| PROMPT |
Find every line below that contains the word "structured" and copy it out.

──────────

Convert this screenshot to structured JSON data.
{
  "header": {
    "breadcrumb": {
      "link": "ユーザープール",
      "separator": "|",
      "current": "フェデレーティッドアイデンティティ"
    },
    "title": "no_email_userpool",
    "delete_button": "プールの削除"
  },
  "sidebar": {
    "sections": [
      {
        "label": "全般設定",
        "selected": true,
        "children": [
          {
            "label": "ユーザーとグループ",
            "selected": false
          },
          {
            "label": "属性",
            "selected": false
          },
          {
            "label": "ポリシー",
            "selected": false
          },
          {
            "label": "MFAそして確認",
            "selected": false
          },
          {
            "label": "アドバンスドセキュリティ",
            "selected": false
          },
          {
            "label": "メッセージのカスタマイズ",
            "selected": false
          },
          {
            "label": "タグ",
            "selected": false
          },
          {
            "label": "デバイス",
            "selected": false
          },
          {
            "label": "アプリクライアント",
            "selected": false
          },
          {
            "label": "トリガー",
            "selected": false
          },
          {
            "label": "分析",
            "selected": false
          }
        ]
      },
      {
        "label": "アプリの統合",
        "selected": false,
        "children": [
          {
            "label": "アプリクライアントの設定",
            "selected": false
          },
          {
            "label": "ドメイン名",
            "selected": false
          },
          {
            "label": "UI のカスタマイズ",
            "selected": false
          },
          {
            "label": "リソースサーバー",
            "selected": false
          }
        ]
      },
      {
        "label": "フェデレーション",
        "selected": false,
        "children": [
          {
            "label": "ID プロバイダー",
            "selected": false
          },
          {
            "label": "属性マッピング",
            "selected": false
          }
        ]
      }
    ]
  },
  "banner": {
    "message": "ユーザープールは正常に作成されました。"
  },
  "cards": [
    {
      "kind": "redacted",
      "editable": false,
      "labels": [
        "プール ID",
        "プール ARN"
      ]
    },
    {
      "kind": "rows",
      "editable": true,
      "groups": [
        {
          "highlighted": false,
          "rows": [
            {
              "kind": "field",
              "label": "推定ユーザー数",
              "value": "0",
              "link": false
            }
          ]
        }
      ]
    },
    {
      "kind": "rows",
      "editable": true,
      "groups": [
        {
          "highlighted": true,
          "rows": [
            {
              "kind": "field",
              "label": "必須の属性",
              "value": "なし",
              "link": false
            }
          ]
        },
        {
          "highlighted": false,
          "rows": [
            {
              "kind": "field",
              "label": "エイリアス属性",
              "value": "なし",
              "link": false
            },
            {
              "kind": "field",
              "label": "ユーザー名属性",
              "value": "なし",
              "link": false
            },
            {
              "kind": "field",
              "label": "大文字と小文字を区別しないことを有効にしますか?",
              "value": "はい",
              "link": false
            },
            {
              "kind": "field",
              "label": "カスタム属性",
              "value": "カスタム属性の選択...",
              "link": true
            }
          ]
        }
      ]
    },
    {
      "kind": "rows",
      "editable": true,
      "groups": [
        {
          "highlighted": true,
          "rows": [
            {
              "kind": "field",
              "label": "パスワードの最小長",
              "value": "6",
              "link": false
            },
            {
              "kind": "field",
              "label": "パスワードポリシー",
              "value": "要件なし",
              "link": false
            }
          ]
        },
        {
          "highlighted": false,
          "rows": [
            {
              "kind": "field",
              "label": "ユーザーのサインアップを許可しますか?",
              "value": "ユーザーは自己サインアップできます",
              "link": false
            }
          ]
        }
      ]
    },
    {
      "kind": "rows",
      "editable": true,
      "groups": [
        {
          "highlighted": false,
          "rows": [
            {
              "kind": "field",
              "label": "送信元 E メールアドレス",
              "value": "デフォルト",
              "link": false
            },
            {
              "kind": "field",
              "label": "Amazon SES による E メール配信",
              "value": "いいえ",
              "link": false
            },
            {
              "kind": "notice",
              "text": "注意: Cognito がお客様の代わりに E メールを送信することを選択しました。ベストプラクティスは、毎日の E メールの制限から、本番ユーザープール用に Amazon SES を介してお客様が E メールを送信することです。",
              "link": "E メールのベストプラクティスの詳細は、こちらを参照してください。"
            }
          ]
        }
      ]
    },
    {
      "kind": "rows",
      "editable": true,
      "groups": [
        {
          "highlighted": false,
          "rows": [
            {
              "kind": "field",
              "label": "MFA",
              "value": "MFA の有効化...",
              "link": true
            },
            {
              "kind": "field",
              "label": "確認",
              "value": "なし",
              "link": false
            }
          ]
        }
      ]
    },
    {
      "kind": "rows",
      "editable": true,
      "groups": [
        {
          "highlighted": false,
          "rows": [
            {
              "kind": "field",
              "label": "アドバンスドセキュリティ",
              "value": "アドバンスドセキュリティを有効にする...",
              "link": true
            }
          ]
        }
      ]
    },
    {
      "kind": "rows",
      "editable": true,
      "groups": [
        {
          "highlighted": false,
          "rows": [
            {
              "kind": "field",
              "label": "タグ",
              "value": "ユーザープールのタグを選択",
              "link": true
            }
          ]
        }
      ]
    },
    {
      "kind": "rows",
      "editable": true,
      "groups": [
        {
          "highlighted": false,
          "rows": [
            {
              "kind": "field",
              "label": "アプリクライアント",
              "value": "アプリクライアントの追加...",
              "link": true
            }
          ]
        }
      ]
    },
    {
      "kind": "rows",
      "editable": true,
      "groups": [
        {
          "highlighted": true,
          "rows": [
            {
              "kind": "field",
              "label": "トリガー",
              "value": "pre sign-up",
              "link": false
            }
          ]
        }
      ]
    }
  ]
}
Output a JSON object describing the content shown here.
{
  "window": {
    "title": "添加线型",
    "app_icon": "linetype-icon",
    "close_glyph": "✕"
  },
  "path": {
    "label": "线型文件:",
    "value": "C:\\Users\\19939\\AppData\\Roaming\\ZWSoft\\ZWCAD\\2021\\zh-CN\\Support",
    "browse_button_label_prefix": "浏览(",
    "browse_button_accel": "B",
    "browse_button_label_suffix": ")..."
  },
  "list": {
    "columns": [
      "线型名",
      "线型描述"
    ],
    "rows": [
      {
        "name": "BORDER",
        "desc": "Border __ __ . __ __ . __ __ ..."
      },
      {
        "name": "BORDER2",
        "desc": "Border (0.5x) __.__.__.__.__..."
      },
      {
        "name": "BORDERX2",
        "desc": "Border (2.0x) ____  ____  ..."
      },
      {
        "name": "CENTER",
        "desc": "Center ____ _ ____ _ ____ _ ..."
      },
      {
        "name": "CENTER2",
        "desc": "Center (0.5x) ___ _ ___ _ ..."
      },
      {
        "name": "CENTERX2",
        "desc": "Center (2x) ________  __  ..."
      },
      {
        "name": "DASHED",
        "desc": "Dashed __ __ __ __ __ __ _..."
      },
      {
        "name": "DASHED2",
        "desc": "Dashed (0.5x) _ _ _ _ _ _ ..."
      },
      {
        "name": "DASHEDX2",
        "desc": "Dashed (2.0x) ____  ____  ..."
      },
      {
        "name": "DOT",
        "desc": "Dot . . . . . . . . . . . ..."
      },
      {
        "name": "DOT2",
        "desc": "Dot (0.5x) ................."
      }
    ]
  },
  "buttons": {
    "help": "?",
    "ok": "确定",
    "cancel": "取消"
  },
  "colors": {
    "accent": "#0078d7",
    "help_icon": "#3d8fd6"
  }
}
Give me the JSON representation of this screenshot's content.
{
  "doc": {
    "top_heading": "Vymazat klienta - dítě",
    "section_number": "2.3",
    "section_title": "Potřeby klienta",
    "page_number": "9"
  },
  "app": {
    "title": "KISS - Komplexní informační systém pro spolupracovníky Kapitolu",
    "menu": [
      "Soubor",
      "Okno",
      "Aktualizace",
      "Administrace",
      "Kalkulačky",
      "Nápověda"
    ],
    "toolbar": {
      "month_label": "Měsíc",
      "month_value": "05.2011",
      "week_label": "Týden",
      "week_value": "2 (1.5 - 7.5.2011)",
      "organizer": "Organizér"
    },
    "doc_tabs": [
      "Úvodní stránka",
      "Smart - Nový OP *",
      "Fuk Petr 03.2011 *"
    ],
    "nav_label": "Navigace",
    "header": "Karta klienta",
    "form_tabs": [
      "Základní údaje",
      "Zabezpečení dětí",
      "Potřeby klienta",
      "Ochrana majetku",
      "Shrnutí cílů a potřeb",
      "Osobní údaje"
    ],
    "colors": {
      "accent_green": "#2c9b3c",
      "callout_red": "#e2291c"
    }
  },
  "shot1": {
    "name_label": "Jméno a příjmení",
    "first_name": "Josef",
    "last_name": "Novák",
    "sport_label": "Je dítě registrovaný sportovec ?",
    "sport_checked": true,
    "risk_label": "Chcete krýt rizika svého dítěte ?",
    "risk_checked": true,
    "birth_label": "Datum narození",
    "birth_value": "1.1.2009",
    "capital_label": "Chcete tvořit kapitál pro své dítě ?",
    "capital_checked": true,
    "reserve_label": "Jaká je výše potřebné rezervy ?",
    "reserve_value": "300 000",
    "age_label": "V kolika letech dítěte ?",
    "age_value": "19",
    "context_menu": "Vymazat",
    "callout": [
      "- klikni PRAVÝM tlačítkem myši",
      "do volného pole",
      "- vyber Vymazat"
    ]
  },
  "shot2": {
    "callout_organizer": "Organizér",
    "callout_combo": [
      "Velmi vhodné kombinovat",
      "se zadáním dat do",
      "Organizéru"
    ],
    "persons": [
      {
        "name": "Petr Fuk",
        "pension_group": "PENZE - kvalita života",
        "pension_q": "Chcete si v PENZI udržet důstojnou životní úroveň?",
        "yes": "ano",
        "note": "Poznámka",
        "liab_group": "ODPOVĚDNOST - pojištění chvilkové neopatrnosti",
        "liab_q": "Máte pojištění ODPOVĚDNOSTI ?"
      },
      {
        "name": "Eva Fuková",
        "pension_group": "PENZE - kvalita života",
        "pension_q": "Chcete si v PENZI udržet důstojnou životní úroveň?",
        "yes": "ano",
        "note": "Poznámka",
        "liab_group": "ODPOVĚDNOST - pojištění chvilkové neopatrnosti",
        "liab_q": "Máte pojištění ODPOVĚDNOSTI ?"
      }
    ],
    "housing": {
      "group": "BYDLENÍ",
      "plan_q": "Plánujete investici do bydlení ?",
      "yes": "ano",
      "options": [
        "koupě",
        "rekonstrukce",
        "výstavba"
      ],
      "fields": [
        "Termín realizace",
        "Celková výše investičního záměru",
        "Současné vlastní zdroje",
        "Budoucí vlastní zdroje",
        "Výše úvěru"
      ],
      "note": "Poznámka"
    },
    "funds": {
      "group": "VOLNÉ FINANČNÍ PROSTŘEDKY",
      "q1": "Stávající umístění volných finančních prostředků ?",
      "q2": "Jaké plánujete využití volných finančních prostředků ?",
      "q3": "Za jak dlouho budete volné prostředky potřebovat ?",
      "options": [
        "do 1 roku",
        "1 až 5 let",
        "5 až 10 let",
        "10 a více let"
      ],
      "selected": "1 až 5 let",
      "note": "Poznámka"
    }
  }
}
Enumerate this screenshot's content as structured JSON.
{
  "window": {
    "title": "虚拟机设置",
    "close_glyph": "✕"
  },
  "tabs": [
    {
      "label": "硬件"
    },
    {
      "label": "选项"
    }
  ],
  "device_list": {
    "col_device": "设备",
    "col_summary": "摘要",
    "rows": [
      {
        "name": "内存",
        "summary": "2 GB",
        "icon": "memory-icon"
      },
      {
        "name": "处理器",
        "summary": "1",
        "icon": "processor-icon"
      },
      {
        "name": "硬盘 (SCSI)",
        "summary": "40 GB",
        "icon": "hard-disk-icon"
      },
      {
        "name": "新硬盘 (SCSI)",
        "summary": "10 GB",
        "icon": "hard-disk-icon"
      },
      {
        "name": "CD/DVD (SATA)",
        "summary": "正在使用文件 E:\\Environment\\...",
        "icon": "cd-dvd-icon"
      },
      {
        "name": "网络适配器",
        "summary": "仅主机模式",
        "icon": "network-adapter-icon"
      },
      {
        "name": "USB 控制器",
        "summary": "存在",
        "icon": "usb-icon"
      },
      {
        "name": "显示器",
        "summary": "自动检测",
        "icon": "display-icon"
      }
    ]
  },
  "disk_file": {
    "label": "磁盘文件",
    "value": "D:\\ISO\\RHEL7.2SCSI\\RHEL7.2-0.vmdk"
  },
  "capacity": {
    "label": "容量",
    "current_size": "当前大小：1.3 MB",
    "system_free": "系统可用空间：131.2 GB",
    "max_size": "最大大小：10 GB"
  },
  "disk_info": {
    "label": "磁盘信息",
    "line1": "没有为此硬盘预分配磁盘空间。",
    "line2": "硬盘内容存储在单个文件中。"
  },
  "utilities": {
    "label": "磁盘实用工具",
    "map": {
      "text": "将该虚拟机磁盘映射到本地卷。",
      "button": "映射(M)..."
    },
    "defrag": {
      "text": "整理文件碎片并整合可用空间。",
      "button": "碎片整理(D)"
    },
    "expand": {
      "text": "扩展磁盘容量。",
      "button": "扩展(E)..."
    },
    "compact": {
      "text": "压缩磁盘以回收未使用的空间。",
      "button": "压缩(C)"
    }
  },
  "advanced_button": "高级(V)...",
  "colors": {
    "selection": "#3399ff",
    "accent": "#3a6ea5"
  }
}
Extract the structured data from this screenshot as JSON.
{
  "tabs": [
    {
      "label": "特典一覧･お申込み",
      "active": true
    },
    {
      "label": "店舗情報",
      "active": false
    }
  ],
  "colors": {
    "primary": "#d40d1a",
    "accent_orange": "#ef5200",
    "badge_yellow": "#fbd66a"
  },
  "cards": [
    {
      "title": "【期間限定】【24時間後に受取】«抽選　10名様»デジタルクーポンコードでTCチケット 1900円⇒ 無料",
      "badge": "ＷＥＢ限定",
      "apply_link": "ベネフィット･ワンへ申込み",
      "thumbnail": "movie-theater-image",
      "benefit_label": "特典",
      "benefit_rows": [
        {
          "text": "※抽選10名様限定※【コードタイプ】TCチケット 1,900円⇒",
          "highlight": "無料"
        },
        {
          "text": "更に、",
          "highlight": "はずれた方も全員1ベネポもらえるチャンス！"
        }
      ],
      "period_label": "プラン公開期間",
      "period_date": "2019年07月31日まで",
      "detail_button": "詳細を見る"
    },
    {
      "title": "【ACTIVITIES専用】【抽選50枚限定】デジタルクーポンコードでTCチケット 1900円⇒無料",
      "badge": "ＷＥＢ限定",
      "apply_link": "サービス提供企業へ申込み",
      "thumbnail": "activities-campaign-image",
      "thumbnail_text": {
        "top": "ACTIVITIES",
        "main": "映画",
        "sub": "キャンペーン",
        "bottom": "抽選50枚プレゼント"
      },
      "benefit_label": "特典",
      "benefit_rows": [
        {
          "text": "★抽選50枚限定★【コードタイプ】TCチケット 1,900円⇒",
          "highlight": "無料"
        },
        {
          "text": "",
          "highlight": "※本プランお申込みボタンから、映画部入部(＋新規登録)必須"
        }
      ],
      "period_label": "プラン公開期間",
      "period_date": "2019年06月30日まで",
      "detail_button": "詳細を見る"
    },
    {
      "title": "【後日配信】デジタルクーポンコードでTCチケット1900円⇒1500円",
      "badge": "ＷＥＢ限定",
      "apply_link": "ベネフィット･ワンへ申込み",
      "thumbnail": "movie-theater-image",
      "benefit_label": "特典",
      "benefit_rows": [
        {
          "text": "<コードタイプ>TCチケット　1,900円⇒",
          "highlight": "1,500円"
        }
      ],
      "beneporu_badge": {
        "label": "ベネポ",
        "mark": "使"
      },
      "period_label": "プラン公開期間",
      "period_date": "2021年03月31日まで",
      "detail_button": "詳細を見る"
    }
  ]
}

──────────

| TASK OUTPUT |
Convert this screenshot to structured JSON data.
Enumerate this screenshot's content as structured JSON.
Extract the structured data from this screenshot as JSON.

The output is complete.